• _YOUR TASK_:
Count how many lines include "Crack" and answer with that number only.

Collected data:
-- BEGIN --
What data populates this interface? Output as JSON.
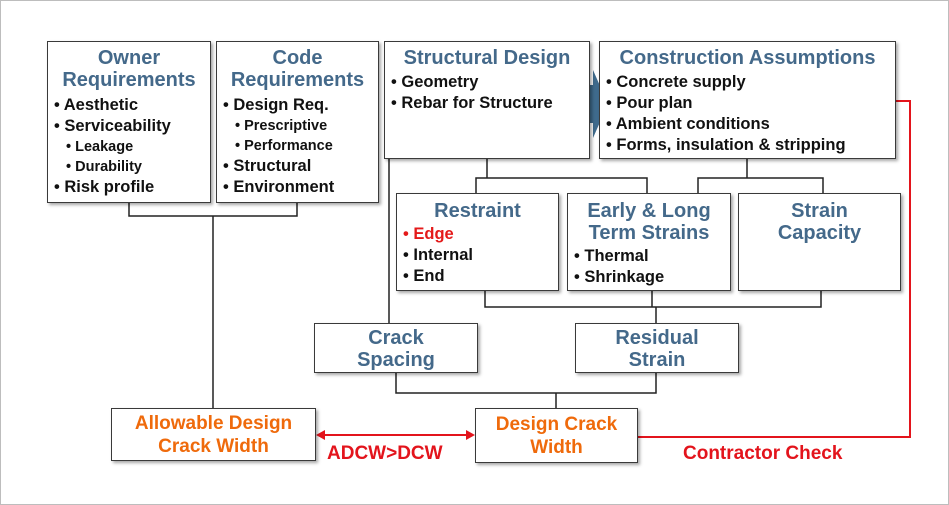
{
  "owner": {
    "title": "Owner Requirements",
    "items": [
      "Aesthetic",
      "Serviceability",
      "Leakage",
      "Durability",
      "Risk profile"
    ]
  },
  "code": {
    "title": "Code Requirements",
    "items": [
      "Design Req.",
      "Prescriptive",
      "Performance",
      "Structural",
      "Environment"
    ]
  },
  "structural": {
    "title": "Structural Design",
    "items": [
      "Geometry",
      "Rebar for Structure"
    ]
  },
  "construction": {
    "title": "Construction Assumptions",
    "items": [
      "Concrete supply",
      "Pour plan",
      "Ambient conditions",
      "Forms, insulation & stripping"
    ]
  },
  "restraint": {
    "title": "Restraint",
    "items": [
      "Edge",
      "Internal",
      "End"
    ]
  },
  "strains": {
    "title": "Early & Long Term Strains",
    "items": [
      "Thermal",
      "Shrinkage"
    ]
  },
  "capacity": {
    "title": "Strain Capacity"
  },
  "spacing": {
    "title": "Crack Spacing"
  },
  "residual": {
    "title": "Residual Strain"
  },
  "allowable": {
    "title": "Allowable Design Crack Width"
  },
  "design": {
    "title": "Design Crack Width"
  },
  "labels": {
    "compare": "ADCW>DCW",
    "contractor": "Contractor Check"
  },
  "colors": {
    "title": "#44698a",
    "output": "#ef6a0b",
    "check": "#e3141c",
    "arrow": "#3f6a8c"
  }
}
-- END --
-- BEGIN --
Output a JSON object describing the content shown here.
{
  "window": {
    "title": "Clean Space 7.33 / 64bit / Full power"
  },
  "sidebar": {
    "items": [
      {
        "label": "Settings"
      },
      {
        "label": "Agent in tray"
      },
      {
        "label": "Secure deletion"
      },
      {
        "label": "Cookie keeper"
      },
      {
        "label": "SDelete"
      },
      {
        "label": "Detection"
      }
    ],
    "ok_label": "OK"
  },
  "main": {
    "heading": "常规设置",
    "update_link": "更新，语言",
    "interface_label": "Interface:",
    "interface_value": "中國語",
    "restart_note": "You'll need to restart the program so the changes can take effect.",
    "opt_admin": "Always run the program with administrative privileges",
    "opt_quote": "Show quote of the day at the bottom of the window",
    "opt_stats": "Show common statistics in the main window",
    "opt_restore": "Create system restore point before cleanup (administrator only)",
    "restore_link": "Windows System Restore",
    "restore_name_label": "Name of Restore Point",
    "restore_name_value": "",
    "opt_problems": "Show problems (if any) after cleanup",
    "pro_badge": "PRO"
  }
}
-- END --
• _RESULT OF THIS EXERCISE_:
3